> REQUIRED WORK:
Reproduce the entries word for word, and omit any picture you find in them.

> DATA TO PROCESS:
----
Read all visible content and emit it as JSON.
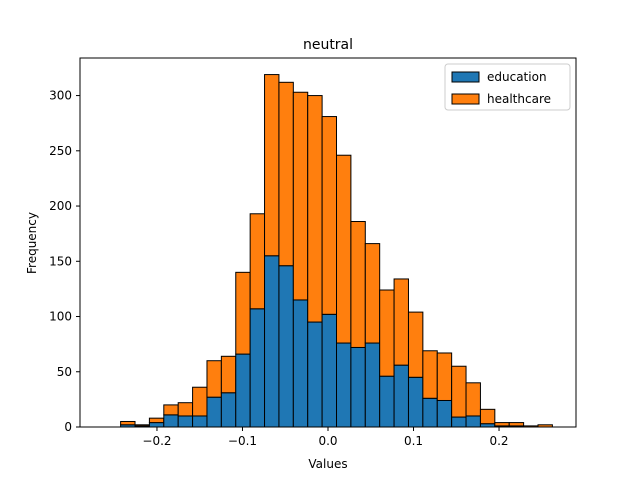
{
  "chart_data": {
    "type": "bar",
    "stacked": true,
    "title": "neutral",
    "xlabel": "Values",
    "ylabel": "Frequency",
    "xlim": [
      -0.29,
      0.29
    ],
    "ylim": [
      0,
      334
    ],
    "xticks": [
      -0.2,
      -0.1,
      0.0,
      0.1,
      0.2
    ],
    "xtick_labels": [
      "−0.2",
      "−0.1",
      "0.0",
      "0.1",
      "0.2"
    ],
    "yticks": [
      0,
      50,
      100,
      150,
      200,
      250,
      300
    ],
    "yticks_labels": [
      "0",
      "50",
      "100",
      "150",
      "200",
      "250",
      "300"
    ],
    "bins": {
      "start": -0.2425,
      "width": 0.01683
    },
    "series": [
      {
        "name": "education",
        "color": "#1f77b4",
        "values": [
          2,
          1,
          4,
          11,
          10,
          10,
          27,
          31,
          66,
          107,
          155,
          146,
          115,
          95,
          102,
          76,
          72,
          76,
          46,
          56,
          45,
          26,
          24,
          9,
          10,
          3,
          1,
          1,
          0,
          0
        ]
      },
      {
        "name": "healthcare",
        "color": "#ff7f0e",
        "values": [
          3,
          1,
          4,
          9,
          12,
          26,
          33,
          33,
          74,
          86,
          164,
          166,
          188,
          205,
          179,
          170,
          114,
          90,
          78,
          78,
          59,
          43,
          43,
          46,
          30,
          13,
          3,
          3,
          1,
          2
        ]
      }
    ],
    "legend": {
      "position": "upper right",
      "entries": [
        "education",
        "healthcare"
      ]
    }
  }
}
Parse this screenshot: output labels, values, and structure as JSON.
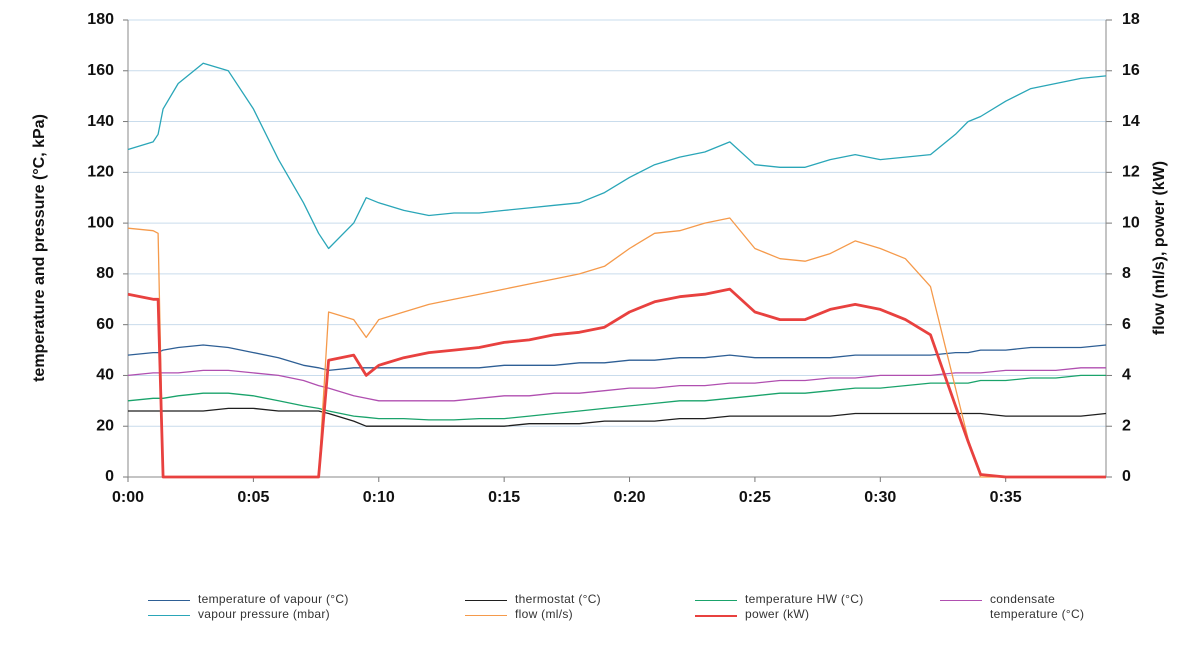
{
  "chart_data": {
    "type": "line",
    "ylabel": "temperature and pressure (°C, kPa)",
    "y2label": "flow  (ml/s), power (kW)",
    "xlim": [
      0,
      39
    ],
    "xticks": [
      {
        "value": 0,
        "label": "0:00"
      },
      {
        "value": 5,
        "label": "0:05"
      },
      {
        "value": 10,
        "label": "0:10"
      },
      {
        "value": 15,
        "label": "0:15"
      },
      {
        "value": 20,
        "label": "0:20"
      },
      {
        "value": 25,
        "label": "0:25"
      },
      {
        "value": 30,
        "label": "0:30"
      },
      {
        "value": 35,
        "label": "0:35"
      }
    ],
    "ylim": [
      0,
      180
    ],
    "yticks": [
      0,
      20,
      40,
      60,
      80,
      100,
      120,
      140,
      160,
      180
    ],
    "y2lim": [
      0,
      18
    ],
    "y2ticks": [
      0,
      2,
      4,
      6,
      8,
      10,
      12,
      14,
      16,
      18
    ],
    "grid": true,
    "x": [
      0,
      1,
      1.2,
      1.4,
      2,
      3,
      4,
      5,
      6,
      7,
      7.6,
      8,
      9,
      9.5,
      10,
      11,
      12,
      13,
      14,
      15,
      16,
      17,
      18,
      19,
      20,
      21,
      22,
      23,
      24,
      25,
      26,
      27,
      28,
      29,
      30,
      31,
      32,
      33,
      33.5,
      34,
      35,
      36,
      37,
      38,
      39
    ],
    "series": [
      {
        "name": "temperature of vapour (°C)",
        "color": "#2e5f95",
        "linewidth": 1.3,
        "values": [
          48,
          49,
          49,
          50,
          51,
          52,
          51,
          49,
          47,
          44,
          43,
          42,
          43,
          43,
          43,
          43,
          43,
          43,
          43,
          44,
          44,
          44,
          45,
          45,
          46,
          46,
          47,
          47,
          48,
          47,
          47,
          47,
          47,
          48,
          48,
          48,
          48,
          49,
          49,
          50,
          50,
          51,
          51,
          51,
          52
        ]
      },
      {
        "name": "thermostat (°C)",
        "color": "#1f1f1f",
        "linewidth": 1.3,
        "values": [
          26,
          26,
          26,
          26,
          26,
          26,
          27,
          27,
          26,
          26,
          26,
          25,
          22,
          20,
          20,
          20,
          20,
          20,
          20,
          20,
          21,
          21,
          21,
          22,
          22,
          22,
          23,
          23,
          24,
          24,
          24,
          24,
          24,
          25,
          25,
          25,
          25,
          25,
          25,
          25,
          24,
          24,
          24,
          24,
          25
        ]
      },
      {
        "name": "temperature HW (°C)",
        "color": "#1aa36b",
        "linewidth": 1.3,
        "values": [
          30,
          31,
          31,
          31,
          32,
          33,
          33,
          32,
          30,
          28,
          27,
          26,
          24,
          23.5,
          23,
          23,
          22.5,
          22.5,
          23,
          23,
          24,
          25,
          26,
          27,
          28,
          29,
          30,
          30,
          31,
          32,
          33,
          33,
          34,
          35,
          35,
          36,
          37,
          37,
          37,
          38,
          38,
          39,
          39,
          40,
          40
        ]
      },
      {
        "name": "condensate temperature (°C)",
        "color": "#b04fb0",
        "linewidth": 1.3,
        "values": [
          40,
          41,
          41,
          41,
          41,
          42,
          42,
          41,
          40,
          38,
          36,
          35,
          32,
          31,
          30,
          30,
          30,
          30,
          31,
          32,
          32,
          33,
          33,
          34,
          35,
          35,
          36,
          36,
          37,
          37,
          38,
          38,
          39,
          39,
          40,
          40,
          40,
          41,
          41,
          41,
          42,
          42,
          42,
          43,
          43
        ]
      },
      {
        "name": "vapour pressure (mbar)",
        "color": "#2aa6b8",
        "linewidth": 1.3,
        "values": [
          129,
          132,
          135,
          145,
          155,
          163,
          160,
          145,
          125,
          108,
          96,
          90,
          100,
          110,
          108,
          105,
          103,
          104,
          104,
          105,
          106,
          107,
          108,
          112,
          118,
          123,
          126,
          128,
          132,
          123,
          122,
          122,
          125,
          127,
          125,
          126,
          127,
          135,
          140,
          142,
          148,
          153,
          155,
          157,
          158
        ]
      },
      {
        "name": "flow (ml/s)",
        "color": "#f59a4b",
        "linewidth": 1.3,
        "axis": "y2",
        "values": [
          9.8,
          9.7,
          9.6,
          0,
          0,
          0,
          0,
          0,
          0,
          0,
          0,
          6.5,
          6.2,
          5.5,
          6.2,
          6.5,
          6.8,
          7.0,
          7.2,
          7.4,
          7.6,
          7.8,
          8.0,
          8.3,
          9.0,
          9.6,
          9.7,
          10.0,
          10.2,
          9.0,
          8.6,
          8.5,
          8.8,
          9.3,
          9.0,
          8.6,
          7.5,
          3.5,
          1.5,
          0,
          0,
          0,
          0,
          0,
          0
        ]
      },
      {
        "name": "power (kW)",
        "color": "#e8413f",
        "linewidth": 2.8,
        "axis": "y2",
        "values": [
          7.2,
          7.0,
          7.0,
          0,
          0,
          0,
          0,
          0,
          0,
          0,
          0,
          4.6,
          4.8,
          4.0,
          4.4,
          4.7,
          4.9,
          5.0,
          5.1,
          5.3,
          5.4,
          5.6,
          5.7,
          5.9,
          6.5,
          6.9,
          7.1,
          7.2,
          7.4,
          6.5,
          6.2,
          6.2,
          6.6,
          6.8,
          6.6,
          6.2,
          5.6,
          2.8,
          1.4,
          0.1,
          0,
          0,
          0,
          0,
          0
        ]
      }
    ]
  }
}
----
> ANSWER TO THE EXERCISE:
Read all visible content and emit it as JSON.
{
  "chart_data": {
    "type": "bar",
    "stacked": true,
    "title": "neutral",
    "xlabel": "Values",
    "ylabel": "Frequency",
    "xlim": [
      -0.29,
      0.29
    ],
    "ylim": [
      0,
      334
    ],
    "xticks": [
      -0.2,
      -0.1,
      0.0,
      0.1,
      0.2
    ],
    "xtick_labels": [
      "−0.2",
      "−0.1",
      "0.0",
      "0.1",
      "0.2"
    ],
    "yticks": [
      0,
      50,
      100,
      150,
      200,
      250,
      300
    ],
    "yticks_labels": [
      "0",
      "50",
      "100",
      "150",
      "200",
      "250",
      "300"
    ],
    "bins": {
      "start": -0.2425,
      "width": 0.01683
    },
    "series": [
      {
        "name": "education",
        "color": "#1f77b4",
        "values": [
          2,
          1,
          4,
          11,
          10,
          10,
          27,
          31,
          66,
          107,
          155,
          146,
          115,
          95,
          102,
          76,
          72,
          76,
          46,
          56,
          45,
          26,
          24,
          9,
          10,
          3,
          1,
          1,
          0,
          0
        ]
      },
      {
        "name": "healthcare",
        "color": "#ff7f0e",
        "values": [
          3,
          1,
          4,
          9,
          12,
          26,
          33,
          33,
          74,
          86,
          164,
          166,
          188,
          205,
          179,
          170,
          114,
          90,
          78,
          78,
          59,
          43,
          43,
          46,
          30,
          13,
          3,
          3,
          1,
          2
        ]
      }
    ],
    "legend": {
      "position": "upper right",
      "entries": [
        "education",
        "healthcare"
      ]
    }
  }
}
Parse this screenshot: output labels, values, and structure as JSON.
{
  "chart_data": {
    "type": "line",
    "ylabel": "temperature and pressure (°C, kPa)",
    "y2label": "flow  (ml/s), power (kW)",
    "xlim": [
      0,
      39
    ],
    "xticks": [
      {
        "value": 0,
        "label": "0:00"
      },
      {
        "value": 5,
        "label": "0:05"
      },
      {
        "value": 10,
        "label": "0:10"
      },
      {
        "value": 15,
        "label": "0:15"
      },
      {
        "value": 20,
        "label": "0:20"
      },
      {
        "value": 25,
        "label": "0:25"
      },
      {
        "value": 30,
        "label": "0:30"
      },
      {
        "value": 35,
        "label": "0:35"
      }
    ],
    "ylim": [
      0,
      180
    ],
    "yticks": [
      0,
      20,
      40,
      60,
      80,
      100,
      120,
      140,
      160,
      180
    ],
    "y2lim": [
      0,
      18
    ],
    "y2ticks": [
      0,
      2,
      4,
      6,
      8,
      10,
      12,
      14,
      16,
      18
    ],
    "grid": true,
    "x": [
      0,
      1,
      1.2,
      1.4,
      2,
      3,
      4,
      5,
      6,
      7,
      7.6,
      8,
      9,
      9.5,
      10,
      11,
      12,
      13,
      14,
      15,
      16,
      17,
      18,
      19,
      20,
      21,
      22,
      23,
      24,
      25,
      26,
      27,
      28,
      29,
      30,
      31,
      32,
      33,
      33.5,
      34,
      35,
      36,
      37,
      38,
      39
    ],
    "series": [
      {
        "name": "temperature of vapour (°C)",
        "color": "#2e5f95",
        "linewidth": 1.3,
        "values": [
          48,
          49,
          49,
          50,
          51,
          52,
          51,
          49,
          47,
          44,
          43,
          42,
          43,
          43,
          43,
          43,
          43,
          43,
          43,
          44,
          44,
          44,
          45,
          45,
          46,
          46,
          47,
          47,
          48,
          47,
          47,
          47,
          47,
          48,
          48,
          48,
          48,
          49,
          49,
          50,
          50,
          51,
          51,
          51,
          52
        ]
      },
      {
        "name": "thermostat (°C)",
        "color": "#1f1f1f",
        "linewidth": 1.3,
        "values": [
          26,
          26,
          26,
          26,
          26,
          26,
          27,
          27,
          26,
          26,
          26,
          25,
          22,
          20,
          20,
          20,
          20,
          20,
          20,
          20,
          21,
          21,
          21,
          22,
          22,
          22,
          23,
          23,
          24,
          24,
          24,
          24,
          24,
          25,
          25,
          25,
          25,
          25,
          25,
          25,
          24,
          24,
          24,
          24,
          25
        ]
      },
      {
        "name": "temperature HW (°C)",
        "color": "#1aa36b",
        "linewidth": 1.3,
        "values": [
          30,
          31,
          31,
          31,
          32,
          33,
          33,
          32,
          30,
          28,
          27,
          26,
          24,
          23.5,
          23,
          23,
          22.5,
          22.5,
          23,
          23,
          24,
          25,
          26,
          27,
          28,
          29,
          30,
          30,
          31,
          32,
          33,
          33,
          34,
          35,
          35,
          36,
          37,
          37,
          37,
          38,
          38,
          39,
          39,
          40,
          40
        ]
      },
      {
        "name": "condensate temperature (°C)",
        "color": "#b04fb0",
        "linewidth": 1.3,
        "values": [
          40,
          41,
          41,
          41,
          41,
          42,
          42,
          41,
          40,
          38,
          36,
          35,
          32,
          31,
          30,
          30,
          30,
          30,
          31,
          32,
          32,
          33,
          33,
          34,
          35,
          35,
          36,
          36,
          37,
          37,
          38,
          38,
          39,
          39,
          40,
          40,
          40,
          41,
          41,
          41,
          42,
          42,
          42,
          43,
          43
        ]
      },
      {
        "name": "vapour pressure (mbar)",
        "color": "#2aa6b8",
        "linewidth": 1.3,
        "values": [
          129,
          132,
          135,
          145,
          155,
          163,
          160,
          145,
          125,
          108,
          96,
          90,
          100,
          110,
          108,
          105,
          103,
          104,
          104,
          105,
          106,
          107,
          108,
          112,
          118,
          123,
          126,
          128,
          132,
          123,
          122,
          122,
          125,
          127,
          125,
          126,
          127,
          135,
          140,
          142,
          148,
          153,
          155,
          157,
          158
        ]
      },
      {
        "name": "flow (ml/s)",
        "color": "#f59a4b",
        "linewidth": 1.3,
        "axis": "y2",
        "values": [
          9.8,
          9.7,
          9.6,
          0,
          0,
          0,
          0,
          0,
          0,
          0,
          0,
          6.5,
          6.2,
          5.5,
          6.2,
          6.5,
          6.8,
          7.0,
          7.2,
          7.4,
          7.6,
          7.8,
          8.0,
          8.3,
          9.0,
          9.6,
          9.7,
          10.0,
          10.2,
          9.0,
          8.6,
          8.5,
          8.8,
          9.3,
          9.0,
          8.6,
          7.5,
          3.5,
          1.5,
          0,
          0,
          0,
          0,
          0,
          0
        ]
      },
      {
        "name": "power (kW)",
        "color": "#e8413f",
        "linewidth": 2.8,
        "axis": "y2",
        "values": [
          7.2,
          7.0,
          7.0,
          0,
          0,
          0,
          0,
          0,
          0,
          0,
          0,
          4.6,
          4.8,
          4.0,
          4.4,
          4.7,
          4.9,
          5.0,
          5.1,
          5.3,
          5.4,
          5.6,
          5.7,
          5.9,
          6.5,
          6.9,
          7.1,
          7.2,
          7.4,
          6.5,
          6.2,
          6.2,
          6.6,
          6.8,
          6.6,
          6.2,
          5.6,
          2.8,
          1.4,
          0.1,
          0,
          0,
          0,
          0,
          0
        ]
      }
    ]
  }
}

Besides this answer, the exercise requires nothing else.